## start Extracted information

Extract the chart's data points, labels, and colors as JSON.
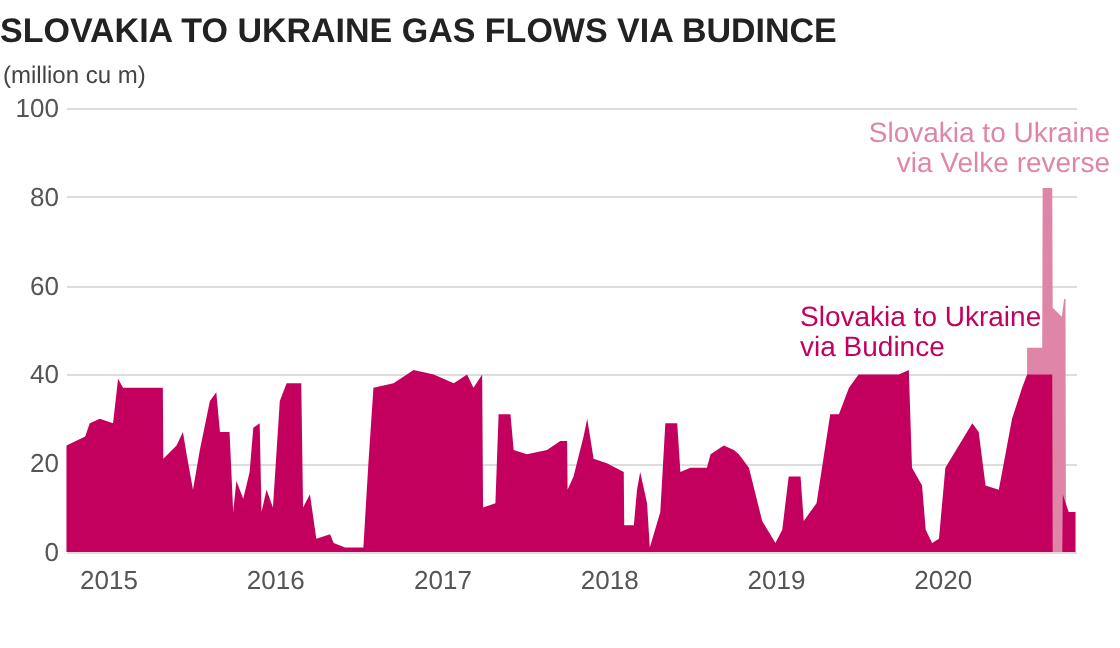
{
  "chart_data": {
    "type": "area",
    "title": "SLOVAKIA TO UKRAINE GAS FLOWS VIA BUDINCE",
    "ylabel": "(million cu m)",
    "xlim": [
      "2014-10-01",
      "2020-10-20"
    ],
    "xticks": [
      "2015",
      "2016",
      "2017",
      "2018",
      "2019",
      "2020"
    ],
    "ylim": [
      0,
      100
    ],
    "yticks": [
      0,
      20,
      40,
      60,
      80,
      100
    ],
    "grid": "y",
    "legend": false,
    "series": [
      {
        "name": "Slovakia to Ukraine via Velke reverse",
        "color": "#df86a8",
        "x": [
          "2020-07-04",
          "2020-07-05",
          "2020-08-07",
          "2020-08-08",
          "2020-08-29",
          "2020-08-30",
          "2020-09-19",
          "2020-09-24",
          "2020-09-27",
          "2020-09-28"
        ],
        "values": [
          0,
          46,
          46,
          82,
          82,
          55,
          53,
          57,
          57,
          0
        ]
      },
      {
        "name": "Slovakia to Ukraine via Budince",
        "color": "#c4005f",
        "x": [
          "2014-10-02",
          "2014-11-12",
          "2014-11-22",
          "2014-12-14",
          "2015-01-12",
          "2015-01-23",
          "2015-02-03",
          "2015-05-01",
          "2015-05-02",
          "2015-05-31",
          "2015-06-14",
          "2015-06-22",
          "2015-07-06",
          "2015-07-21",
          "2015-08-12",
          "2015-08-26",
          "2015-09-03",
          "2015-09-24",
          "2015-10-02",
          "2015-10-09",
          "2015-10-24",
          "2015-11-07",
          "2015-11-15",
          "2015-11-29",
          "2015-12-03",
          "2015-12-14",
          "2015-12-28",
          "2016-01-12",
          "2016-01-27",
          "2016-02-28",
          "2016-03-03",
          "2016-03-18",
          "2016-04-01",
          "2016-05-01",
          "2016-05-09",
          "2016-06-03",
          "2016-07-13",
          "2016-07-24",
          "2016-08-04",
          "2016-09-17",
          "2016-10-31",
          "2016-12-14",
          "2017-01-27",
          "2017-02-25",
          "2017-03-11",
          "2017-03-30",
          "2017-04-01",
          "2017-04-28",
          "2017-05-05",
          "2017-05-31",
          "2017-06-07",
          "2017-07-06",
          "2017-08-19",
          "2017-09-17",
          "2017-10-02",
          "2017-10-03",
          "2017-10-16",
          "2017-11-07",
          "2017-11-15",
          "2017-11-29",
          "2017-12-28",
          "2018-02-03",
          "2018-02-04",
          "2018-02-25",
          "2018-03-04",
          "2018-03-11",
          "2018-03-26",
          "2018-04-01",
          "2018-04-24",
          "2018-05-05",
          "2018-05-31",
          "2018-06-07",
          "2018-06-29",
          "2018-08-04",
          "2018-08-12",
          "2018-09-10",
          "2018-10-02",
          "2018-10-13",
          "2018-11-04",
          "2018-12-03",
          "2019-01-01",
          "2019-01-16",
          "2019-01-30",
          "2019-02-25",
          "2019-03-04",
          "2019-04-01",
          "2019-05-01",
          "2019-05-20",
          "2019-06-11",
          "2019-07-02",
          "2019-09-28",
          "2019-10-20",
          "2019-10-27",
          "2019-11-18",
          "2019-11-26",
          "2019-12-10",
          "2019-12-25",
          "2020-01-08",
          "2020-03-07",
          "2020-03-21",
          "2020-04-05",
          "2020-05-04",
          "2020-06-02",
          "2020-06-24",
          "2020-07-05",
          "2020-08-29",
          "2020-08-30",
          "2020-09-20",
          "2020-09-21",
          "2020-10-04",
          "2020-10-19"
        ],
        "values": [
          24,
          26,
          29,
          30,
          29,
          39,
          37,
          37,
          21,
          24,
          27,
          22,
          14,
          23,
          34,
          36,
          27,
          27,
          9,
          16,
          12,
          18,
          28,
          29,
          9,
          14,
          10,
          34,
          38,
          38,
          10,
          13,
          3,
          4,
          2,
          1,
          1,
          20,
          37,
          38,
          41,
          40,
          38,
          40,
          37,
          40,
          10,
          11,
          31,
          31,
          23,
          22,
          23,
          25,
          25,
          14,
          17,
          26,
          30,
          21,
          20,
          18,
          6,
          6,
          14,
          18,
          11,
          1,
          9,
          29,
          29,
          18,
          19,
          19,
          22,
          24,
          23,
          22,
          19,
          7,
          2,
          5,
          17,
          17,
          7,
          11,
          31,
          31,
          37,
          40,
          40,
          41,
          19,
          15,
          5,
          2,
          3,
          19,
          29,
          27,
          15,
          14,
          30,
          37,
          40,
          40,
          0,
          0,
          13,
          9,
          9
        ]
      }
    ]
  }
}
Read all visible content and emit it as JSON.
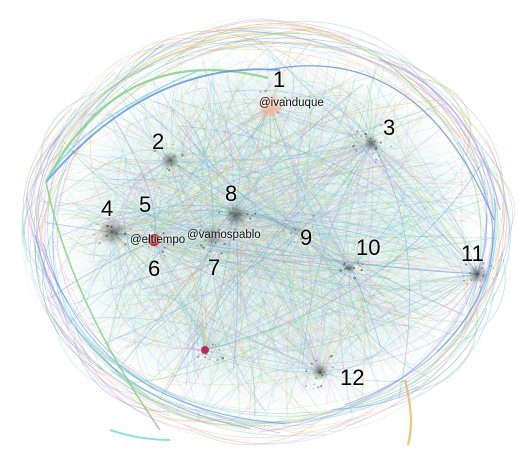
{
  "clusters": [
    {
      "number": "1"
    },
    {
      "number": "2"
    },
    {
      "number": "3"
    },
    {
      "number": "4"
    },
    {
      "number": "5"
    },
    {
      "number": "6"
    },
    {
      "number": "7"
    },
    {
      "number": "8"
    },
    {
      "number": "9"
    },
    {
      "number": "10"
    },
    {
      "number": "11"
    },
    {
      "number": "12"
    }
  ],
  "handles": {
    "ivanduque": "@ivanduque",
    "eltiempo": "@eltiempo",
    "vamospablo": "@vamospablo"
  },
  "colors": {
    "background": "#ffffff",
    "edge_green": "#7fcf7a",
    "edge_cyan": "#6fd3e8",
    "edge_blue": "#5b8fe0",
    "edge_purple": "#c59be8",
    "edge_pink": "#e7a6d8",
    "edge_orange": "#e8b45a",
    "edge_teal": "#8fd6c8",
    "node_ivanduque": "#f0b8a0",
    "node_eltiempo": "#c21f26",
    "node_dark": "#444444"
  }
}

## end Extracted information

Exercise description —
Every entry should be returned exactly as written, minus the pictures.

Output for this exercise —
Extract the chart's data points, labels, and colors as JSON.
{
  "chart_data": {
    "type": "area",
    "title": "SLOVAKIA TO UKRAINE GAS FLOWS VIA BUDINCE",
    "ylabel": "(million cu m)",
    "xlim": [
      "2014-10-01",
      "2020-10-20"
    ],
    "xticks": [
      "2015",
      "2016",
      "2017",
      "2018",
      "2019",
      "2020"
    ],
    "ylim": [
      0,
      100
    ],
    "yticks": [
      0,
      20,
      40,
      60,
      80,
      100
    ],
    "grid": "y",
    "legend": false,
    "series": [
      {
        "name": "Slovakia to Ukraine via Velke reverse",
        "color": "#df86a8",
        "x": [
          "2020-07-04",
          "2020-07-05",
          "2020-08-07",
          "2020-08-08",
          "2020-08-29",
          "2020-08-30",
          "2020-09-19",
          "2020-09-24",
          "2020-09-27",
          "2020-09-28"
        ],
        "values": [
          0,
          46,
          46,
          82,
          82,
          55,
          53,
          57,
          57,
          0
        ]
      },
      {
        "name": "Slovakia to Ukraine via Budince",
        "color": "#c4005f",
        "x": [
          "2014-10-02",
          "2014-11-12",
          "2014-11-22",
          "2014-12-14",
          "2015-01-12",
          "2015-01-23",
          "2015-02-03",
          "2015-05-01",
          "2015-05-02",
          "2015-05-31",
          "2015-06-14",
          "2015-06-22",
          "2015-07-06",
          "2015-07-21",
          "2015-08-12",
          "2015-08-26",
          "2015-09-03",
          "2015-09-24",
          "2015-10-02",
          "2015-10-09",
          "2015-10-24",
          "2015-11-07",
          "2015-11-15",
          "2015-11-29",
          "2015-12-03",
          "2015-12-14",
          "2015-12-28",
          "2016-01-12",
          "2016-01-27",
          "2016-02-28",
          "2016-03-03",
          "2016-03-18",
          "2016-04-01",
          "2016-05-01",
          "2016-05-09",
          "2016-06-03",
          "2016-07-13",
          "2016-07-24",
          "2016-08-04",
          "2016-09-17",
          "2016-10-31",
          "2016-12-14",
          "2017-01-27",
          "2017-02-25",
          "2017-03-11",
          "2017-03-30",
          "2017-04-01",
          "2017-04-28",
          "2017-05-05",
          "2017-05-31",
          "2017-06-07",
          "2017-07-06",
          "2017-08-19",
          "2017-09-17",
          "2017-10-02",
          "2017-10-03",
          "2017-10-16",
          "2017-11-07",
          "2017-11-15",
          "2017-11-29",
          "2017-12-28",
          "2018-02-03",
          "2018-02-04",
          "2018-02-25",
          "2018-03-04",
          "2018-03-11",
          "2018-03-26",
          "2018-04-01",
          "2018-04-24",
          "2018-05-05",
          "2018-05-31",
          "2018-06-07",
          "2018-06-29",
          "2018-08-04",
          "2018-08-12",
          "2018-09-10",
          "2018-10-02",
          "2018-10-13",
          "2018-11-04",
          "2018-12-03",
          "2019-01-01",
          "2019-01-16",
          "2019-01-30",
          "2019-02-25",
          "2019-03-04",
          "2019-04-01",
          "2019-05-01",
          "2019-05-20",
          "2019-06-11",
          "2019-07-02",
          "2019-09-28",
          "2019-10-20",
          "2019-10-27",
          "2019-11-18",
          "2019-11-26",
          "2019-12-10",
          "2019-12-25",
          "2020-01-08",
          "2020-03-07",
          "2020-03-21",
          "2020-04-05",
          "2020-05-04",
          "2020-06-02",
          "2020-06-24",
          "2020-07-05",
          "2020-08-29",
          "2020-08-30",
          "2020-09-20",
          "2020-09-21",
          "2020-10-04",
          "2020-10-19"
        ],
        "values": [
          24,
          26,
          29,
          30,
          29,
          39,
          37,
          37,
          21,
          24,
          27,
          22,
          14,
          23,
          34,
          36,
          27,
          27,
          9,
          16,
          12,
          18,
          28,
          29,
          9,
          14,
          10,
          34,
          38,
          38,
          10,
          13,
          3,
          4,
          2,
          1,
          1,
          20,
          37,
          38,
          41,
          40,
          38,
          40,
          37,
          40,
          10,
          11,
          31,
          31,
          23,
          22,
          23,
          25,
          25,
          14,
          17,
          26,
          30,
          21,
          20,
          18,
          6,
          6,
          14,
          18,
          11,
          1,
          9,
          29,
          29,
          18,
          19,
          19,
          22,
          24,
          23,
          22,
          19,
          7,
          2,
          5,
          17,
          17,
          7,
          11,
          31,
          31,
          37,
          40,
          40,
          41,
          19,
          15,
          5,
          2,
          3,
          19,
          29,
          27,
          15,
          14,
          30,
          37,
          40,
          40,
          0,
          0,
          13,
          9,
          9
        ]
      }
    ]
  }
}
Read all visible content and emit it as JSON.
{
  "clusters": [
    {
      "number": "1"
    },
    {
      "number": "2"
    },
    {
      "number": "3"
    },
    {
      "number": "4"
    },
    {
      "number": "5"
    },
    {
      "number": "6"
    },
    {
      "number": "7"
    },
    {
      "number": "8"
    },
    {
      "number": "9"
    },
    {
      "number": "10"
    },
    {
      "number": "11"
    },
    {
      "number": "12"
    }
  ],
  "handles": {
    "ivanduque": "@ivanduque",
    "eltiempo": "@eltiempo",
    "vamospablo": "@vamospablo"
  },
  "colors": {
    "background": "#ffffff",
    "edge_green": "#7fcf7a",
    "edge_cyan": "#6fd3e8",
    "edge_blue": "#5b8fe0",
    "edge_purple": "#c59be8",
    "edge_pink": "#e7a6d8",
    "edge_orange": "#e8b45a",
    "edge_teal": "#8fd6c8",
    "node_ivanduque": "#f0b8a0",
    "node_eltiempo": "#c21f26",
    "node_dark": "#444444"
  }
}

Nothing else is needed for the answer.